*Task input:*
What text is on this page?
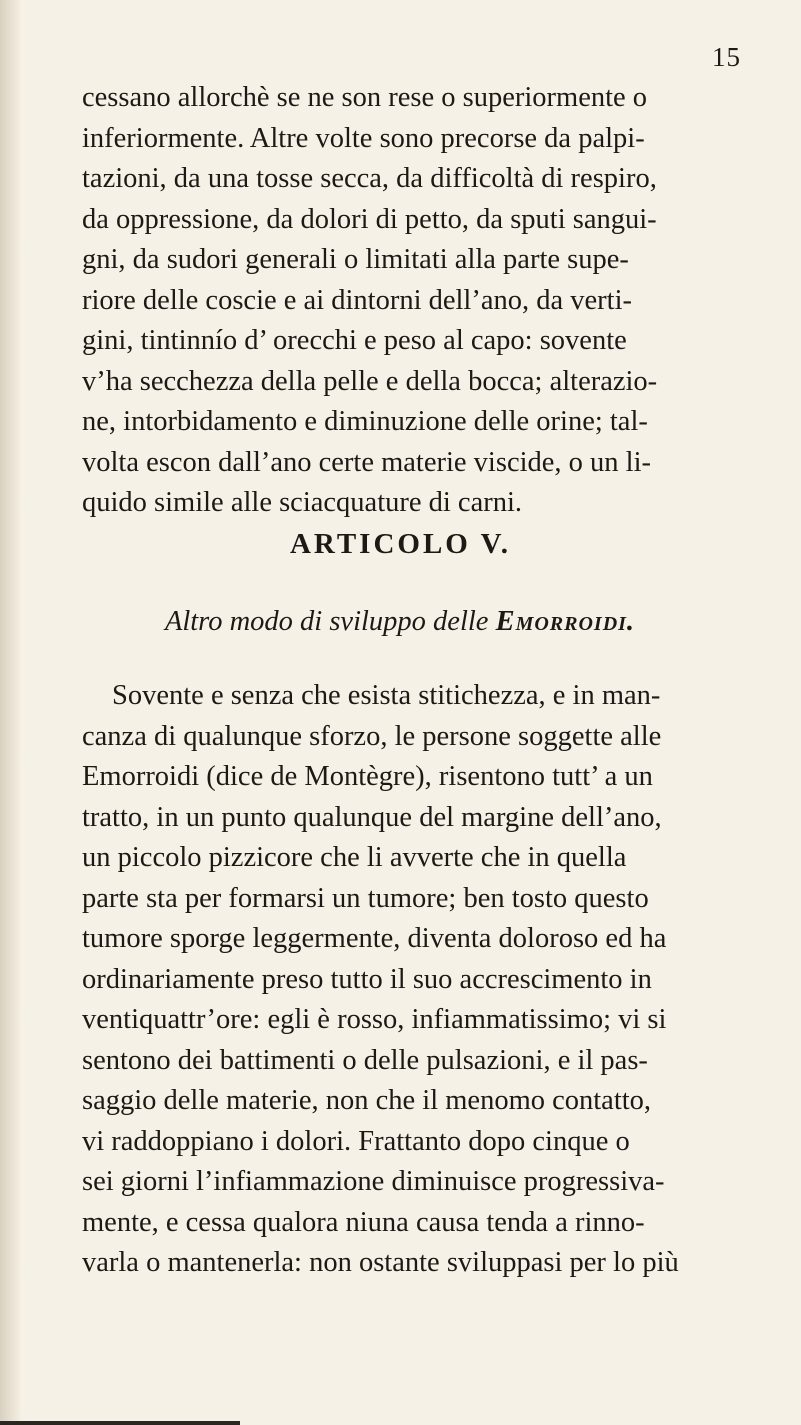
15
cessano allorchè se ne son rese o superiormente o
inferiormente. Altre volte sono precorse da palpi-
tazioni, da una tosse secca, da difficoltà di respiro,
da oppressione, da dolori di petto, da sputi sangui-
gni, da sudori generali o limitati alla parte supe-
riore delle coscie e ai dintorni dell’ano, da verti-
gini, tintinnío d’ orecchi e peso al capo: sovente
v’ha secchezza della pelle e della bocca; alterazio-
ne, intorbidamento e diminuzione delle orine; tal-
volta escon dall’ano certe materie viscide, o un li-
quido simile alle sciacquature di carni.
ARTICOLO V.
Altro modo di sviluppo delle Emorroidi.
Sovente e senza che esista stitichezza, e in man-
canza di qualunque sforzo, le persone soggette alle
Emorroidi (dice de Montègre), risentono tutt’ a un
tratto, in un punto qualunque del margine dell’ano,
un piccolo pizzicore che li avverte che in quella
parte sta per formarsi un tumore; ben tosto questo
tumore sporge leggermente, diventa doloroso ed ha
ordinariamente preso tutto il suo accrescimento in
ventiquattr’ore: egli è rosso, infiammatissimo; vi si
sentono dei battimenti o delle pulsazioni, e il pas-
saggio delle materie, non che il menomo contatto,
vi raddoppiano i dolori. Frattanto dopo cinque o
sei giorni l’infiammazione diminuisce progressiva-
mente, e cessa qualora niuna causa tenda a rinno-
varla o mantenerla: non ostante sviluppasi per lo più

*Your task:*
Restate the entries above word for word, keeping pictures out of the copy.

*Task answer:*
What text is on this page?
15
cessano allorchè se ne son rese o superiormente o
inferiormente. Altre volte sono precorse da palpi-
tazioni, da una tosse secca, da difficoltà di respiro,
da oppressione, da dolori di petto, da sputi sangui-
gni, da sudori generali o limitati alla parte supe-
riore delle coscie e ai dintorni dell’ano, da verti-
gini, tintinnío d’ orecchi e peso al capo: sovente
v’ha secchezza della pelle e della bocca; alterazio-
ne, intorbidamento e diminuzione delle orine; tal-
volta escon dall’ano certe materie viscide, o un li-
quido simile alle sciacquature di carni.
ARTICOLO V.
Altro modo di sviluppo delle Emorroidi.
Sovente e senza che esista stitichezza, e in man-
canza di qualunque sforzo, le persone soggette alle
Emorroidi (dice de Montègre), risentono tutt’ a un
tratto, in un punto qualunque del margine dell’ano,
un piccolo pizzicore che li avverte che in quella
parte sta per formarsi un tumore; ben tosto questo
tumore sporge leggermente, diventa doloroso ed ha
ordinariamente preso tutto il suo accrescimento in
ventiquattr’ore: egli è rosso, infiammatissimo; vi si
sentono dei battimenti o delle pulsazioni, e il pas-
saggio delle materie, non che il menomo contatto,
vi raddoppiano i dolori. Frattanto dopo cinque o
sei giorni l’infiammazione diminuisce progressiva-
mente, e cessa qualora niuna causa tenda a rinno-
varla o mantenerla: non ostante sviluppasi per lo più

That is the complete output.